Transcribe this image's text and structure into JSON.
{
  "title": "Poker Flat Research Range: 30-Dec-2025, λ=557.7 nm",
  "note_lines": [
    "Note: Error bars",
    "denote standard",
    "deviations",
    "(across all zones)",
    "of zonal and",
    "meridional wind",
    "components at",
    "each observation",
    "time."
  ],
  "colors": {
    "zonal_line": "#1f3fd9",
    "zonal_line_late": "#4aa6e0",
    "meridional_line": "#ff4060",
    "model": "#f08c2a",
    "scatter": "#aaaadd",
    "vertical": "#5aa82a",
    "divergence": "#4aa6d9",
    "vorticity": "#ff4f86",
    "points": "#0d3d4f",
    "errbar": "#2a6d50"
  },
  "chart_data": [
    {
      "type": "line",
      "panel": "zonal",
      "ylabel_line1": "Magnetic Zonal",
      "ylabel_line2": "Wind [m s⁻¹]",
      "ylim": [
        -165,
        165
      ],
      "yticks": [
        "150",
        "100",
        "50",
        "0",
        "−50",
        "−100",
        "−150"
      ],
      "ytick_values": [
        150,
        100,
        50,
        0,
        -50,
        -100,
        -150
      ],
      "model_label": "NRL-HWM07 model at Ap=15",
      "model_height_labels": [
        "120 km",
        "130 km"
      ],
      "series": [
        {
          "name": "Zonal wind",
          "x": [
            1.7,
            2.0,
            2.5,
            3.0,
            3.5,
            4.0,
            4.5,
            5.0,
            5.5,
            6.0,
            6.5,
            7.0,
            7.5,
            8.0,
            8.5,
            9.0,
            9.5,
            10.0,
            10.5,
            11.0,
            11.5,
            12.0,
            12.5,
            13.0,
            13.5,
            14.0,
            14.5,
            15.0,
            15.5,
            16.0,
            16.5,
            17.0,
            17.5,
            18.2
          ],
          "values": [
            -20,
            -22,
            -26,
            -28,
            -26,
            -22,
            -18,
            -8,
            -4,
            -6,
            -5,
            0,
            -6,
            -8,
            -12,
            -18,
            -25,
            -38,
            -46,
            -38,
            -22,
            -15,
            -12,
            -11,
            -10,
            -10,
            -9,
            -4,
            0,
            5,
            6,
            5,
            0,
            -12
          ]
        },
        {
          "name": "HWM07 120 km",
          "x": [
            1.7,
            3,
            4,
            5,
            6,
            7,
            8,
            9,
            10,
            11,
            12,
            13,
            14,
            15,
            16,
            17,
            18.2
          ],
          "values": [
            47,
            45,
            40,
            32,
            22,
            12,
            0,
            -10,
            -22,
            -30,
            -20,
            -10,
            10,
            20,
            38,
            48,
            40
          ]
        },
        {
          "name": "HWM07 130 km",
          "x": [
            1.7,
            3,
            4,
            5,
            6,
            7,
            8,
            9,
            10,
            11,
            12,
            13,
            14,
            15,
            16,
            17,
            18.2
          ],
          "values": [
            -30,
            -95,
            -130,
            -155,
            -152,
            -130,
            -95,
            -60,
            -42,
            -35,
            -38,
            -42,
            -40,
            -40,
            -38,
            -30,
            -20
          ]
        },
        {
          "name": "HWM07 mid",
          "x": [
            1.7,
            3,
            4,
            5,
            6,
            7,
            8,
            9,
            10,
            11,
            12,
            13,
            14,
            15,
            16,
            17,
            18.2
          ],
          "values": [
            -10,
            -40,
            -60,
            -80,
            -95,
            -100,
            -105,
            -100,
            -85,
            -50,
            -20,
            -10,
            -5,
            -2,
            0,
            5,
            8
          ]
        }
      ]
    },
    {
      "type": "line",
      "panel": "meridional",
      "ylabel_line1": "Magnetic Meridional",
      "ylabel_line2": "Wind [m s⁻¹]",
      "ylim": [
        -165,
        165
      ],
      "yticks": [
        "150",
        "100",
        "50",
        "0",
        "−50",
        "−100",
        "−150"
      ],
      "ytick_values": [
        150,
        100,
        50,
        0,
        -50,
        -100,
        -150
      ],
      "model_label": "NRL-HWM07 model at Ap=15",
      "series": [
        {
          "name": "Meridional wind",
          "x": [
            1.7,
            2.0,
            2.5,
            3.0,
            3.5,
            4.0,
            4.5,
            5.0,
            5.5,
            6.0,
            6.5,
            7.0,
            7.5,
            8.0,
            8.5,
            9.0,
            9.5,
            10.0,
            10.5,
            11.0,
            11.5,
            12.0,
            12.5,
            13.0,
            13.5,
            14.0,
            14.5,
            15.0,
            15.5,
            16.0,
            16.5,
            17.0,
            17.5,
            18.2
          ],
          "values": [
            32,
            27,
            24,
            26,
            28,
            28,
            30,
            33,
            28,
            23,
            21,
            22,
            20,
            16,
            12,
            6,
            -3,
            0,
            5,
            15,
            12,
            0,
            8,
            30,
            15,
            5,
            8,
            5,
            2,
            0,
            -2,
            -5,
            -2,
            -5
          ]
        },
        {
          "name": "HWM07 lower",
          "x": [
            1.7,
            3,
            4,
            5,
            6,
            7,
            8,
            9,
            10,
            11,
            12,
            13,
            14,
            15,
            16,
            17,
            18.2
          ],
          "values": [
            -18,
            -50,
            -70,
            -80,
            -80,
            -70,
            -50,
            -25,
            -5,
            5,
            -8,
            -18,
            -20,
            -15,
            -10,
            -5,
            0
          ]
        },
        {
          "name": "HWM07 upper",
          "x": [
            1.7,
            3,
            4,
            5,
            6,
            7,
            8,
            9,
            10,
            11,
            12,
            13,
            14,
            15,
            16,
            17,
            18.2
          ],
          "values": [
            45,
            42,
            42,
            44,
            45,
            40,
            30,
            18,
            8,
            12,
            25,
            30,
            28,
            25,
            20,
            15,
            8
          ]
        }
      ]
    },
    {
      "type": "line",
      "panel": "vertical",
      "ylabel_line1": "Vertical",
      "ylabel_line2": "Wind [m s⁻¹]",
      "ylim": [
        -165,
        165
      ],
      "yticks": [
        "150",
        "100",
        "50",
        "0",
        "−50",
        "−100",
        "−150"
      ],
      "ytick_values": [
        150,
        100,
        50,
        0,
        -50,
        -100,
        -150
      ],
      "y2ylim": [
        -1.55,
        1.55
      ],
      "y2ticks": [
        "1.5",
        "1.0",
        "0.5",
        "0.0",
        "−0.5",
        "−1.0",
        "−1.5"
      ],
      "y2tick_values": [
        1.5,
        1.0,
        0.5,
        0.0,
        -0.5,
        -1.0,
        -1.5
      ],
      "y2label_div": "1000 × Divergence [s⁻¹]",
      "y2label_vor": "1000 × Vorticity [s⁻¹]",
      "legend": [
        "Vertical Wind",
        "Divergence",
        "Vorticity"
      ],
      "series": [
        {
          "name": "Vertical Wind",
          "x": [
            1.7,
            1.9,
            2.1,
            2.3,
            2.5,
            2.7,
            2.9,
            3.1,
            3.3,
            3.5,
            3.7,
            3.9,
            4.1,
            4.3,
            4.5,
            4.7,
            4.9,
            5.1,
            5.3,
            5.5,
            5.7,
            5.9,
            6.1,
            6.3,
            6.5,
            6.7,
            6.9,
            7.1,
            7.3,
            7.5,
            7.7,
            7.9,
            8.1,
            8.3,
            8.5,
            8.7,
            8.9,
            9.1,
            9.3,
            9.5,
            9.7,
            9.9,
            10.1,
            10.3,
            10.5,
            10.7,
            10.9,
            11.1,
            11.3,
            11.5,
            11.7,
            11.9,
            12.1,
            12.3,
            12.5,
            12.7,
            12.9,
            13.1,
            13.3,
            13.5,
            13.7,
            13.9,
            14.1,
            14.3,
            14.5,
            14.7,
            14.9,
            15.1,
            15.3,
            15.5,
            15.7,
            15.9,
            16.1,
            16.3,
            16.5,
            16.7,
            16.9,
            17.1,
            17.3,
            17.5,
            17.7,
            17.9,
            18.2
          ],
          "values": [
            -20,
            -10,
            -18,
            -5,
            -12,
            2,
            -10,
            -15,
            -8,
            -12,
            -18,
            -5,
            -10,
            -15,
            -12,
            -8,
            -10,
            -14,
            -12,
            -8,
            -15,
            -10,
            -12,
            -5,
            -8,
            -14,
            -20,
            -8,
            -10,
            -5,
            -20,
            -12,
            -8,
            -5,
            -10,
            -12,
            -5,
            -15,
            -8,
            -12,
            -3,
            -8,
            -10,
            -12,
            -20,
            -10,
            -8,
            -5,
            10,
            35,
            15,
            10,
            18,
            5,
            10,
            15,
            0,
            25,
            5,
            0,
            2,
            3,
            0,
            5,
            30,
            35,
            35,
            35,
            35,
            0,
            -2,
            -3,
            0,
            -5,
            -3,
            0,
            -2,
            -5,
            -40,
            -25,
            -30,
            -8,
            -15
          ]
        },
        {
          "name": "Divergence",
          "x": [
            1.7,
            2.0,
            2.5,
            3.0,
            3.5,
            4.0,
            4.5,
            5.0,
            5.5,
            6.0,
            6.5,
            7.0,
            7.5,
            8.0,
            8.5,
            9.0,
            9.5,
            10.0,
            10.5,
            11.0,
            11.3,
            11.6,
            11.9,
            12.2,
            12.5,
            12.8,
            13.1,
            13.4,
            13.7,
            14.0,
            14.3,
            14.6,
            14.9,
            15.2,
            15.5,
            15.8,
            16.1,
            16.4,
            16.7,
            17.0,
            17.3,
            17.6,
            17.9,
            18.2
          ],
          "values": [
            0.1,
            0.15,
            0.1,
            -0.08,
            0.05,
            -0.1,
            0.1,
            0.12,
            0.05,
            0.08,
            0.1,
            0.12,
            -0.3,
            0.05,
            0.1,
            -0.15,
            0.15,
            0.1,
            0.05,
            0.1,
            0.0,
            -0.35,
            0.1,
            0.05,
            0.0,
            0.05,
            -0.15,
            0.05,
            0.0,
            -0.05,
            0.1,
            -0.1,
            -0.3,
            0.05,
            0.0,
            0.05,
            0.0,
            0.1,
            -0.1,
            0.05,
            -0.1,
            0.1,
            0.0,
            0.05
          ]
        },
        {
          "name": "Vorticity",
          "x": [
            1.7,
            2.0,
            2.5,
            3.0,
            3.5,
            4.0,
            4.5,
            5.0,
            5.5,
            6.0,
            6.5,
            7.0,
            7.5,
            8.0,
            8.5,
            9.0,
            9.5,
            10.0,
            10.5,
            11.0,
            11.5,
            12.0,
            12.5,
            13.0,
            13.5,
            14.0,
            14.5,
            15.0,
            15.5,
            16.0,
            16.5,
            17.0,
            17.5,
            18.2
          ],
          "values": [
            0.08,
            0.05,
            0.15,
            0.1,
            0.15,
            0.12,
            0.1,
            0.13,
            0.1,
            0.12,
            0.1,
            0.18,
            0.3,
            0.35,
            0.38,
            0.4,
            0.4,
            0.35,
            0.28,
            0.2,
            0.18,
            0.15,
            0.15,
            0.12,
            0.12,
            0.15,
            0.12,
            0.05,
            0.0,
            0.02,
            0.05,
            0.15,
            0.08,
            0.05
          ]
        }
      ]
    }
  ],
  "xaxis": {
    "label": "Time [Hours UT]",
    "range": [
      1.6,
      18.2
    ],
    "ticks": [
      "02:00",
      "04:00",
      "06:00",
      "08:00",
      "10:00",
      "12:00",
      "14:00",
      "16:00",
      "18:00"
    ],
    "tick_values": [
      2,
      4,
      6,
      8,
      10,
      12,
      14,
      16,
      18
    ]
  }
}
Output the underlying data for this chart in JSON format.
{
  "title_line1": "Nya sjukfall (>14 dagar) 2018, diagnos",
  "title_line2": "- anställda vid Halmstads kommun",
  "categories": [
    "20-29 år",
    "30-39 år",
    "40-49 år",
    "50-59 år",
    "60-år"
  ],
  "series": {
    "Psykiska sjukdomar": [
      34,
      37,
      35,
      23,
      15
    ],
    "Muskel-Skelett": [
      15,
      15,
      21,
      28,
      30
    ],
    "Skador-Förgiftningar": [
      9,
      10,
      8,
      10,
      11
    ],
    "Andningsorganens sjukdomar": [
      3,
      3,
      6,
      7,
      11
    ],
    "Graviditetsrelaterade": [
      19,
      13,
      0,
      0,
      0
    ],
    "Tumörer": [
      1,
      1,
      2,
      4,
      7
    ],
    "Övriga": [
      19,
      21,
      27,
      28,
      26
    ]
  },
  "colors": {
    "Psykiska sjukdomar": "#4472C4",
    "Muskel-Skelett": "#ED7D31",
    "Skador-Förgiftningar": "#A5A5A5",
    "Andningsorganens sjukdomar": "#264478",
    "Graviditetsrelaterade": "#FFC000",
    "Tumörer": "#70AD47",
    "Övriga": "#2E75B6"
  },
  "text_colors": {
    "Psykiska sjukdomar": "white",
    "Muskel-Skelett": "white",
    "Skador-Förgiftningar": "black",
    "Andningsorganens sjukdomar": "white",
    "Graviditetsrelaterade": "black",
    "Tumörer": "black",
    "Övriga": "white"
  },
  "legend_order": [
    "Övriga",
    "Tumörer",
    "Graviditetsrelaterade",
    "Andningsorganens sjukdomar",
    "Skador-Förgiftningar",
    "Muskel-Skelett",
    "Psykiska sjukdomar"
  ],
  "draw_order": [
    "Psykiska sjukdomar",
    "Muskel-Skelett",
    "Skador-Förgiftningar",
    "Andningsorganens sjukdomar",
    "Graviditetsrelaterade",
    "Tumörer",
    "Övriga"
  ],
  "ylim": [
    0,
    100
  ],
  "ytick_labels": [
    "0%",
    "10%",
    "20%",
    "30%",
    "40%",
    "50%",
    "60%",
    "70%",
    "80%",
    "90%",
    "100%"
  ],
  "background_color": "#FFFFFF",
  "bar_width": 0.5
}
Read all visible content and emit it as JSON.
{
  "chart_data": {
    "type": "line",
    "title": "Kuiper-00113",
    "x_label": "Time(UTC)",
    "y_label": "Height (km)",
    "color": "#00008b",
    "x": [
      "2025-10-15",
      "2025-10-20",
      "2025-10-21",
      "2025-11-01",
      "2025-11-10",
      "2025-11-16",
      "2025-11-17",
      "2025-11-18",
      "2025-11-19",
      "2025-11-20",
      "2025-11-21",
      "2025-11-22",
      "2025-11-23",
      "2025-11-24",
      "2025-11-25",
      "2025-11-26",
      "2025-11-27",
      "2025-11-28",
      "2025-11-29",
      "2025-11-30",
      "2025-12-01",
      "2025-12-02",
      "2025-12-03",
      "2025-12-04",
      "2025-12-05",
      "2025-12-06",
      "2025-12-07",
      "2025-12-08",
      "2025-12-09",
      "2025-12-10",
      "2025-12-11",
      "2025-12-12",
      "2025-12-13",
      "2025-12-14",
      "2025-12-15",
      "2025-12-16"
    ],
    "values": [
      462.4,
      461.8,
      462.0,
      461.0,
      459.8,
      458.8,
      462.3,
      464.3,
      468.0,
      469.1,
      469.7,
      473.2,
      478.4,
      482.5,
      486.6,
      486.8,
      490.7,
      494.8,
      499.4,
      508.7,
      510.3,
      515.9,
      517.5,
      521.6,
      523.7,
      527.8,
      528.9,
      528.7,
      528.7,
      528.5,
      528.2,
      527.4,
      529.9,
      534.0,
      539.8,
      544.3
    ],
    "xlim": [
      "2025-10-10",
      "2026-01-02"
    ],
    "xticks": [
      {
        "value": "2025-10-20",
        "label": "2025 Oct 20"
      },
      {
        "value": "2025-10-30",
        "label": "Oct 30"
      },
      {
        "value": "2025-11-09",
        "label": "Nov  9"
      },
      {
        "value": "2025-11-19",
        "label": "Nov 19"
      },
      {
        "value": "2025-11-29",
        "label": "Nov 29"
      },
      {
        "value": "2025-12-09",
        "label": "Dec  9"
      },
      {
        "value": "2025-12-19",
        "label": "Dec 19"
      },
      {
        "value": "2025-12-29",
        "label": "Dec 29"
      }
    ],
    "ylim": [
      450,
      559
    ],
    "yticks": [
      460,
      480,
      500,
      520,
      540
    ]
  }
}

» **Task brief**: Your answer should be a single number: the count of lines in the listing that contain the word "Andningsorganens".

» **Problem solution**: 5